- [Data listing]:
******************************
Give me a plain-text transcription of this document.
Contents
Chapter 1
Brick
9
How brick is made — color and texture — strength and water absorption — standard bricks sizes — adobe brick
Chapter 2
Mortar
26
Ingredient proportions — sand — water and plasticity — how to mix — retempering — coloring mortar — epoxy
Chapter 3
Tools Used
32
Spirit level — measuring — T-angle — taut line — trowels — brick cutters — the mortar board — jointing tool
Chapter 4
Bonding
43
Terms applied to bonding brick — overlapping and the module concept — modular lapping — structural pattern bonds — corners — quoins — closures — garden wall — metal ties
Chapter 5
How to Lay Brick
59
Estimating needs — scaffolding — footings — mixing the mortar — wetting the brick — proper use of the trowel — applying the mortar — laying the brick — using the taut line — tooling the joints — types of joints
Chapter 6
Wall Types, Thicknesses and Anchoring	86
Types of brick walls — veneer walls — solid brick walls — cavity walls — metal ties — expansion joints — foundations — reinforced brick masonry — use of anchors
******************************
- [WHAT IS EXPECTED]:
Considering only the records above, state the number of lines that include the word "taut", with nothing added.

- [PROBLEM SOLUTION]:
2